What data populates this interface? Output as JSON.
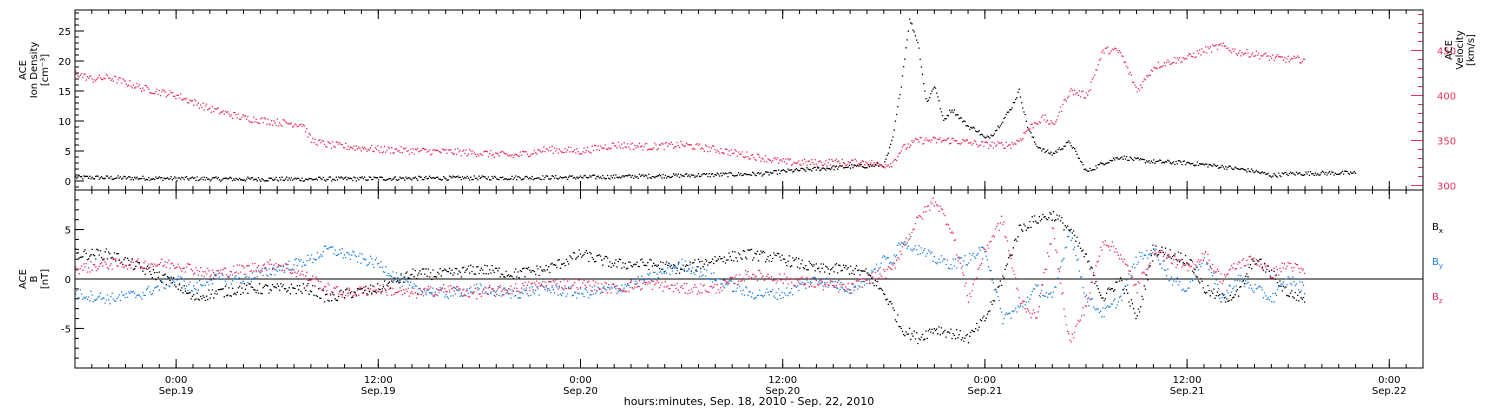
{
  "time_axis": {
    "range_hours": [
      -6.0,
      74.0
    ],
    "major_ticks": [
      {
        "t": 0,
        "time": "0:00",
        "date": "Sep.19"
      },
      {
        "t": 12,
        "time": "12:00",
        "date": "Sep.19"
      },
      {
        "t": 24,
        "time": "0:00",
        "date": "Sep.20"
      },
      {
        "t": 36,
        "time": "12:00",
        "date": "Sep.20"
      },
      {
        "t": 48,
        "time": "0:00",
        "date": "Sep.21"
      },
      {
        "t": 60,
        "time": "12:00",
        "date": "Sep.21"
      },
      {
        "t": 72,
        "time": "0:00",
        "date": "Sep.22"
      }
    ],
    "minor_step_hours": 1,
    "xlabel": "hours:minutes, Sep. 18, 2010 - Sep. 22, 2010"
  },
  "colors": {
    "black": "#000000",
    "pink": "#e8305e",
    "blue": "#1f7fe0"
  },
  "chart_data": [
    {
      "type": "scatter",
      "panel": "top",
      "left_axis": {
        "label_lines": [
          "ACE",
          "Ion Density",
          "[cm⁻³]"
        ],
        "ylim": [
          -1.5,
          28.5
        ],
        "ticks": [
          0,
          5,
          10,
          15,
          20,
          25
        ],
        "minor_step": 1
      },
      "right_axis": {
        "label_lines": [
          "ACE",
          "Velocity",
          "[km/s]"
        ],
        "ylim": [
          295,
          495
        ],
        "ticks": [
          300,
          350,
          400,
          450
        ],
        "minor_step": 10
      },
      "series": [
        {
          "axis": "left",
          "color": "black",
          "x": [
            -6,
            -3,
            0,
            4,
            8,
            12,
            18,
            24,
            30,
            35,
            36,
            38,
            40,
            41,
            42,
            42.5,
            43,
            43.5,
            44,
            44.5,
            45,
            45.5,
            46,
            47,
            47.5,
            48,
            48.5,
            49,
            49.5,
            50,
            50.5,
            51,
            51.5,
            52,
            53,
            54,
            55,
            56,
            57,
            58,
            60,
            62,
            64,
            65,
            66,
            68,
            70
          ],
          "y": [
            0.6,
            0.5,
            0.4,
            0.3,
            0.3,
            0.4,
            0.5,
            0.6,
            0.9,
            1.2,
            1.6,
            2.0,
            2.4,
            2.5,
            2.7,
            7.0,
            16.0,
            27.0,
            23.0,
            13.0,
            16.0,
            10.0,
            12.0,
            9.0,
            8.5,
            7.0,
            8.0,
            10.0,
            12.0,
            15.0,
            9.0,
            6.0,
            5.0,
            4.5,
            6.5,
            1.5,
            3.0,
            4.0,
            3.5,
            3.2,
            3.0,
            2.4,
            1.6,
            0.9,
            1.2,
            1.3,
            1.3
          ]
        },
        {
          "axis": "right",
          "color": "pink",
          "x": [
            -6,
            -5,
            -4,
            -2,
            0,
            2,
            4,
            6,
            7.5,
            8,
            9,
            12,
            15,
            18,
            20,
            22,
            24,
            26,
            28,
            30,
            32,
            34,
            35,
            36,
            38,
            39,
            40,
            41,
            41.8,
            42.5,
            43,
            44,
            46,
            48,
            49.5,
            50,
            50.5,
            51,
            51.5,
            52,
            53,
            54,
            55,
            55.5,
            56,
            57,
            58,
            59,
            60,
            61,
            62,
            63,
            64,
            65,
            66,
            67
          ],
          "y": [
            425,
            418,
            420,
            408,
            400,
            385,
            375,
            370,
            368,
            350,
            345,
            340,
            338,
            336,
            333,
            340,
            338,
            345,
            343,
            345,
            340,
            333,
            330,
            326,
            325,
            326,
            325,
            326,
            322,
            325,
            340,
            350,
            350,
            345,
            345,
            350,
            362,
            370,
            375,
            366,
            405,
            400,
            450,
            450,
            448,
            405,
            432,
            438,
            442,
            450,
            455,
            448,
            446,
            442,
            440,
            440
          ]
        }
      ]
    },
    {
      "type": "scatter",
      "panel": "bottom",
      "left_axis": {
        "label_lines": [
          "ACE",
          "B",
          "[nT]"
        ],
        "ylim": [
          -9,
          9
        ],
        "ticks": [
          -5,
          0,
          5
        ],
        "minor_step": 1
      },
      "legend": [
        {
          "text": "B",
          "sub": "x",
          "color": "black"
        },
        {
          "text": "B",
          "sub": "y",
          "color": "blue"
        },
        {
          "text": "B",
          "sub": "z",
          "color": "pink"
        }
      ],
      "series": [
        {
          "name": "Bx",
          "color": "black",
          "x": [
            -6,
            -4,
            -2,
            0,
            1,
            2,
            4,
            6,
            8,
            9,
            10,
            12,
            14,
            16,
            18,
            20,
            22,
            24,
            26,
            28,
            30,
            32,
            34,
            36,
            38,
            40,
            41,
            42,
            42.5,
            43,
            44,
            45,
            46,
            47,
            48,
            49,
            50,
            51,
            52,
            53,
            54,
            55,
            56,
            57,
            58,
            59,
            60,
            61,
            62,
            63,
            64,
            65,
            66,
            67
          ],
          "y": [
            2.5,
            2.5,
            1.0,
            -0.5,
            -2.0,
            -1.5,
            -1.0,
            -1.0,
            -1.0,
            -2.0,
            -1.5,
            -1.0,
            0.5,
            0.5,
            1.0,
            0.5,
            1.0,
            2.5,
            1.5,
            1.5,
            1.0,
            2.0,
            2.5,
            2.0,
            1.0,
            1.0,
            0.5,
            -1.5,
            -3.0,
            -5.0,
            -6.0,
            -5.0,
            -5.5,
            -6.0,
            -4.0,
            0.0,
            5.0,
            6.0,
            6.5,
            5.0,
            2.0,
            -2.0,
            0.0,
            -4.0,
            3.0,
            2.5,
            2.0,
            -1.0,
            -2.0,
            -1.5,
            2.0,
            0.5,
            -1.5,
            -2.0
          ]
        },
        {
          "name": "By",
          "color": "blue",
          "x": [
            -6,
            -4,
            -2,
            0,
            1,
            2,
            4,
            6,
            8,
            9,
            10,
            12,
            14,
            16,
            18,
            20,
            22,
            24,
            26,
            28,
            30,
            32,
            34,
            36,
            38,
            40,
            41,
            42,
            42.5,
            43,
            44,
            45,
            46,
            47,
            48,
            49,
            50,
            51,
            52,
            53,
            54,
            55,
            56,
            57,
            58,
            59,
            60,
            61,
            62,
            63,
            64,
            65,
            66,
            67
          ],
          "y": [
            -1.5,
            -2.0,
            -1.5,
            0.0,
            -1.0,
            0.0,
            0.0,
            1.0,
            2.0,
            3.0,
            2.5,
            1.5,
            -1.0,
            -1.5,
            -1.0,
            -1.5,
            -1.0,
            -1.5,
            -1.0,
            0.0,
            1.5,
            0.0,
            -1.5,
            -1.5,
            0.0,
            -1.0,
            0.0,
            2.0,
            2.0,
            4.0,
            3.0,
            2.0,
            1.5,
            2.0,
            3.0,
            -4.0,
            -3.0,
            -1.0,
            -2.0,
            5.0,
            -2.0,
            -3.5,
            -2.0,
            2.0,
            3.0,
            0.0,
            -1.0,
            2.5,
            -2.0,
            0.0,
            -1.0,
            -2.0,
            0.0,
            -1.0
          ]
        },
        {
          "name": "Bz",
          "color": "pink",
          "x": [
            -6,
            -4,
            -2,
            0,
            1,
            2,
            4,
            6,
            8,
            9,
            10,
            12,
            14,
            16,
            18,
            20,
            22,
            24,
            26,
            28,
            30,
            32,
            34,
            36,
            38,
            40,
            41,
            42,
            42.5,
            43,
            44,
            45,
            46,
            47,
            48,
            49,
            50,
            51,
            52,
            53,
            54,
            55,
            56,
            57,
            58,
            59,
            60,
            61,
            62,
            63,
            64,
            65,
            66,
            67
          ],
          "y": [
            1.0,
            1.5,
            1.5,
            1.5,
            1.0,
            0.5,
            1.0,
            1.5,
            0.0,
            -1.0,
            -1.5,
            -1.0,
            -1.5,
            -1.0,
            -1.5,
            -1.0,
            -0.5,
            -0.5,
            -1.0,
            -0.5,
            -1.0,
            -1.0,
            0.5,
            0.0,
            -0.5,
            -1.0,
            0.0,
            0.5,
            1.0,
            3.0,
            6.0,
            8.0,
            5.0,
            -2.0,
            3.0,
            6.0,
            -2.0,
            -4.0,
            5.0,
            -6.5,
            -2.5,
            4.0,
            2.5,
            -1.0,
            3.0,
            2.0,
            1.0,
            2.5,
            0.0,
            1.5,
            2.0,
            0.5,
            1.5,
            0.5
          ]
        }
      ]
    }
  ]
}
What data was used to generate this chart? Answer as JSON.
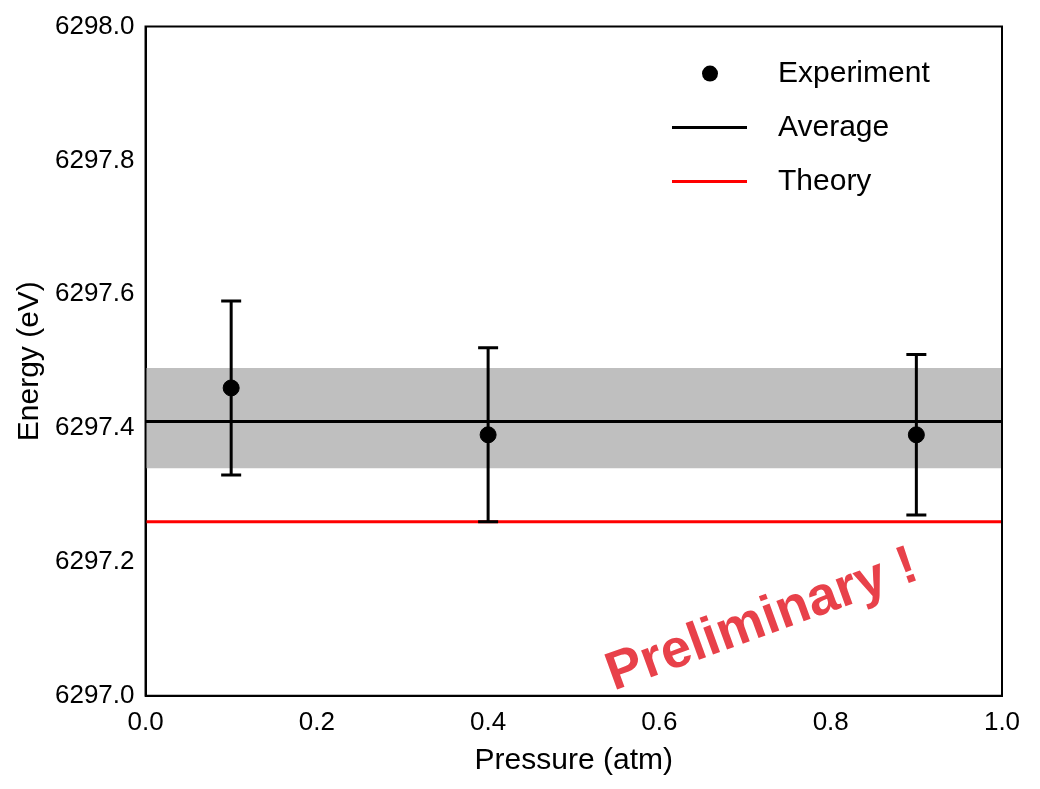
{
  "chart_data": {
    "type": "scatter",
    "xlabel": "Pressure (atm)",
    "ylabel": "Energy (eV)",
    "series": [
      {
        "name": "Experiment",
        "color": "#000000",
        "x": [
          0.1,
          0.4,
          0.9
        ],
        "values": [
          6297.46,
          6297.39,
          6297.39
        ],
        "errors": [
          0.13,
          0.13,
          0.12
        ]
      }
    ],
    "ref_lines": [
      {
        "axis": "y",
        "value": 6297.41,
        "label": "Average",
        "color": "#000000"
      },
      {
        "axis": "y",
        "value": 6297.26,
        "label": "Theory",
        "color": "#ff0000"
      }
    ],
    "bands": [
      {
        "axis": "y",
        "from": 6297.34,
        "to": 6297.49,
        "color": "#bfbfbf"
      }
    ],
    "annotations": [
      "Preliminary !"
    ],
    "marker": "circle",
    "legend": "top right",
    "xlim": [
      0,
      1
    ],
    "ylim": [
      6297,
      6298
    ],
    "xticks": [
      {
        "value": 0,
        "label": "0.0"
      },
      0.2,
      0.4,
      0.6,
      0.8,
      {
        "value": 1,
        "label": "1.0"
      }
    ],
    "yticks": [
      {
        "value": 6297,
        "label": "6297.0"
      },
      6297.2,
      6297.4,
      6297.6,
      6297.8,
      {
        "value": 6298,
        "label": "6298.0"
      }
    ]
  }
}
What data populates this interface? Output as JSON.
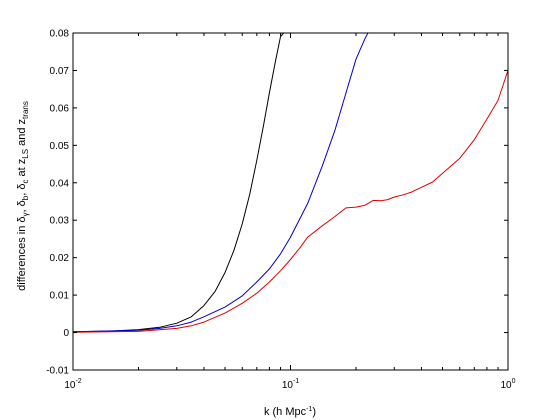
{
  "chart_data": {
    "type": "line",
    "xscale": "log",
    "xlim": [
      0.01,
      1
    ],
    "ylim": [
      -0.01,
      0.08
    ],
    "grid": false,
    "legend": "none",
    "x_ticks": [
      {
        "base": "10",
        "exp": "-2",
        "value": 0.01
      },
      {
        "base": "10",
        "exp": "-1",
        "value": 0.1
      },
      {
        "base": "10",
        "exp": "0",
        "value": 1
      }
    ],
    "y_ticks": [
      "-0.01",
      "0",
      "0.01",
      "0.02",
      "0.03",
      "0.04",
      "0.05",
      "0.06",
      "0.07",
      "0.08"
    ],
    "y_tick_values": [
      -0.01,
      0,
      0.01,
      0.02,
      0.03,
      0.04,
      0.05,
      0.06,
      0.07,
      0.08
    ],
    "xlabel": {
      "prefix": "k (h Mpc",
      "sup": "-1",
      "suffix": ")"
    },
    "ylabel": {
      "t1": "differences in δ",
      "s1": "γ",
      "t2": ", δ",
      "s2": "b",
      "t3": ", δ",
      "s3": "c",
      "t4": " at z",
      "s4": "LS",
      "t5": " and z",
      "s5": "trans"
    },
    "series": [
      {
        "color": "#000000",
        "x": [
          0.01,
          0.015,
          0.02,
          0.025,
          0.03,
          0.035,
          0.04,
          0.045,
          0.05,
          0.055,
          0.06,
          0.065,
          0.07,
          0.075,
          0.08,
          0.085,
          0.09,
          0.093
        ],
        "y": [
          0.0002,
          0.0004,
          0.0008,
          0.0014,
          0.0025,
          0.0042,
          0.0072,
          0.011,
          0.016,
          0.022,
          0.029,
          0.037,
          0.046,
          0.055,
          0.064,
          0.072,
          0.079,
          0.08
        ]
      },
      {
        "color": "#0000cc",
        "x": [
          0.01,
          0.02,
          0.025,
          0.03,
          0.035,
          0.04,
          0.05,
          0.06,
          0.07,
          0.08,
          0.09,
          0.1,
          0.12,
          0.14,
          0.16,
          0.18,
          0.2,
          0.22,
          0.227
        ],
        "y": [
          0.0002,
          0.0006,
          0.0011,
          0.0018,
          0.0028,
          0.0042,
          0.0068,
          0.0098,
          0.0135,
          0.017,
          0.021,
          0.0255,
          0.0345,
          0.0445,
          0.054,
          0.064,
          0.073,
          0.0785,
          0.08
        ]
      },
      {
        "color": "#dd0000",
        "x": [
          0.01,
          0.02,
          0.03,
          0.035,
          0.04,
          0.05,
          0.06,
          0.07,
          0.08,
          0.09,
          0.1,
          0.11,
          0.12,
          0.14,
          0.16,
          0.18,
          0.2,
          0.22,
          0.24,
          0.26,
          0.28,
          0.3,
          0.33,
          0.36,
          0.4,
          0.45,
          0.5,
          0.6,
          0.7,
          0.8,
          0.9,
          1.0
        ],
        "y": [
          0.0001,
          0.0003,
          0.0011,
          0.0018,
          0.0028,
          0.0052,
          0.0078,
          0.0105,
          0.0135,
          0.0165,
          0.0195,
          0.0225,
          0.0255,
          0.0285,
          0.031,
          0.0333,
          0.0335,
          0.034,
          0.0353,
          0.0352,
          0.0355,
          0.0362,
          0.0368,
          0.0375,
          0.0388,
          0.0402,
          0.0425,
          0.0465,
          0.0515,
          0.057,
          0.062,
          0.07
        ]
      }
    ]
  }
}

* * * * * * *

**Stated task:** Of the lines in the data, how many hold the string "name"? State the number, nothing else.

**Correct result:** 4